◆ **To be done**
Exact reproduction is required for all entries.

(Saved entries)
┌────────

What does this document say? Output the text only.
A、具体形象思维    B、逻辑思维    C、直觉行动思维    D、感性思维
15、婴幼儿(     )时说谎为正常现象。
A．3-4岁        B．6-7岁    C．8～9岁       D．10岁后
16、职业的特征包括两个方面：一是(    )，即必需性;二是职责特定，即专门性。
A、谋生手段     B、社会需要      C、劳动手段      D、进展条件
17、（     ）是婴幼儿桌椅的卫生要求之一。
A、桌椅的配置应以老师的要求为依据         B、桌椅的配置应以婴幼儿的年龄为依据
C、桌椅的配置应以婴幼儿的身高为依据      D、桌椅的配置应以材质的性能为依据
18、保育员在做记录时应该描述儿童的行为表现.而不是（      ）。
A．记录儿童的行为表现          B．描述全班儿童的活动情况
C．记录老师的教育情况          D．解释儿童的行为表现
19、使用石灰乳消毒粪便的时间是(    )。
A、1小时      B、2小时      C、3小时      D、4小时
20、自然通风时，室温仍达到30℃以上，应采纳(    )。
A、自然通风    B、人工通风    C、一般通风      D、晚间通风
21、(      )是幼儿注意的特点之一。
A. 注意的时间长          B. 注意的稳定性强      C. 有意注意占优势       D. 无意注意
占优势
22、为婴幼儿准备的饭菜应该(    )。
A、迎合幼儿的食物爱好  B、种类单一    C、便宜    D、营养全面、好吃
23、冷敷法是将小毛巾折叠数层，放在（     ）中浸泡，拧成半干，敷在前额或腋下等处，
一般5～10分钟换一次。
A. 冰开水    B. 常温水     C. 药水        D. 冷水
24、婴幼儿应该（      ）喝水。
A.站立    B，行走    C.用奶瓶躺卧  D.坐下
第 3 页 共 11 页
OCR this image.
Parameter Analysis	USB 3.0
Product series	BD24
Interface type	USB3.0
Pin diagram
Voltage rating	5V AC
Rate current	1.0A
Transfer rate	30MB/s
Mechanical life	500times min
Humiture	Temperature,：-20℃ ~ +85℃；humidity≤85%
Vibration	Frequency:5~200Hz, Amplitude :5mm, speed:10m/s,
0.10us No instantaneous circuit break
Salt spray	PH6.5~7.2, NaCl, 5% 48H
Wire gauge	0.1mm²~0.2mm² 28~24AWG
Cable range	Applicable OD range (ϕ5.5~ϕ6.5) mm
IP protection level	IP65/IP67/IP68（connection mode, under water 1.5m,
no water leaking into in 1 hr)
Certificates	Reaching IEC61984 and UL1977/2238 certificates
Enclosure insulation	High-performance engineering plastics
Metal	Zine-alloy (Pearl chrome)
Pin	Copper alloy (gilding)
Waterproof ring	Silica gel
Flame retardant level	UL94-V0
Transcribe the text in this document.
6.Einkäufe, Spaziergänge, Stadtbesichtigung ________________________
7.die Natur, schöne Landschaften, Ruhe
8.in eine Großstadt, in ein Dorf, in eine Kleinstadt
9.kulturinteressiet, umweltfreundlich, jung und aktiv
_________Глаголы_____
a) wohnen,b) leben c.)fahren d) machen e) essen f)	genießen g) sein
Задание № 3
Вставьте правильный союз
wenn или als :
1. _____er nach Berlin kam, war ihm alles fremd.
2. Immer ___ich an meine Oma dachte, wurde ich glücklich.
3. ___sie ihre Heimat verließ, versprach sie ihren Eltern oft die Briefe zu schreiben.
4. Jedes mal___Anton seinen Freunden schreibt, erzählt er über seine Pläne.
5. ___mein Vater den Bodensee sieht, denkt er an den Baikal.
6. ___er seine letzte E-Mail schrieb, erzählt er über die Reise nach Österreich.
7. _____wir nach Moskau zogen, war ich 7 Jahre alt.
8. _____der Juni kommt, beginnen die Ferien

└────────

◆ **Written response**
What does this document say? Output the text only.
A、具体形象思维    B、逻辑思维    C、直觉行动思维    D、感性思维
15、婴幼儿(     )时说谎为正常现象。
A．3-4岁        B．6-7岁    C．8～9岁       D．10岁后
16、职业的特征包括两个方面：一是(    )，即必需性;二是职责特定，即专门性。
A、谋生手段     B、社会需要      C、劳动手段      D、进展条件
17、（     ）是婴幼儿桌椅的卫生要求之一。
A、桌椅的配置应以老师的要求为依据         B、桌椅的配置应以婴幼儿的年龄为依据
C、桌椅的配置应以婴幼儿的身高为依据      D、桌椅的配置应以材质的性能为依据
18、保育员在做记录时应该描述儿童的行为表现.而不是（      ）。
A．记录儿童的行为表现          B．描述全班儿童的活动情况
C．记录老师的教育情况          D．解释儿童的行为表现
19、使用石灰乳消毒粪便的时间是(    )。
A、1小时      B、2小时      C、3小时      D、4小时
20、自然通风时，室温仍达到30℃以上，应采纳(    )。
A、自然通风    B、人工通风    C、一般通风      D、晚间通风
21、(      )是幼儿注意的特点之一。
A. 注意的时间长          B. 注意的稳定性强      C. 有意注意占优势       D. 无意注意
占优势
22、为婴幼儿准备的饭菜应该(    )。
A、迎合幼儿的食物爱好  B、种类单一    C、便宜    D、营养全面、好吃
23、冷敷法是将小毛巾折叠数层，放在（     ）中浸泡，拧成半干，敷在前额或腋下等处，
一般5～10分钟换一次。
A. 冰开水    B. 常温水     C. 药水        D. 冷水
24、婴幼儿应该（      ）喝水。
A.站立    B，行走    C.用奶瓶躺卧  D.坐下
第 3 页 共 11 页
OCR this image.
Parameter Analysis	USB 3.0
Product series	BD24
Interface type	USB3.0
Pin diagram
Voltage rating	5V AC
Rate current	1.0A
Transfer rate	30MB/s
Mechanical life	500times min
Humiture	Temperature,：-20℃ ~ +85℃；humidity≤85%
Vibration	Frequency:5~200Hz, Amplitude :5mm, speed:10m/s,
0.10us No instantaneous circuit break
Salt spray	PH6.5~7.2, NaCl, 5% 48H
Wire gauge	0.1mm²~0.2mm² 28~24AWG
Cable range	Applicable OD range (ϕ5.5~ϕ6.5) mm
IP protection level	IP65/IP67/IP68（connection mode, under water 1.5m,
no water leaking into in 1 hr)
Certificates	Reaching IEC61984 and UL1977/2238 certificates
Enclosure insulation	High-performance engineering plastics
Metal	Zine-alloy (Pearl chrome)
Pin	Copper alloy (gilding)
Waterproof ring	Silica gel
Flame retardant level	UL94-V0
Transcribe the text in this document.
6.Einkäufe, Spaziergänge, Stadtbesichtigung ________________________
7.die Natur, schöne Landschaften, Ruhe
8.in eine Großstadt, in ein Dorf, in eine Kleinstadt
9.kulturinteressiet, umweltfreundlich, jung und aktiv
_________Глаголы_____
a) wohnen,b) leben c.)fahren d) machen e) essen f)	genießen g) sein
Задание № 3
Вставьте правильный союз
wenn или als :
1. _____er nach Berlin kam, war ihm alles fremd.
2. Immer ___ich an meine Oma dachte, wurde ich glücklich.
3. ___sie ihre Heimat verließ, versprach sie ihren Eltern oft die Briefe zu schreiben.
4. Jedes mal___Anton seinen Freunden schreibt, erzählt er über seine Pläne.
5. ___mein Vater den Bodensee sieht, denkt er an den Baikal.
6. ___er seine letzte E-Mail schrieb, erzählt er über die Reise nach Österreich.
7. _____wir nach Moskau zogen, war ich 7 Jahre alt.
8. _____der Juni kommt, beginnen die Ferien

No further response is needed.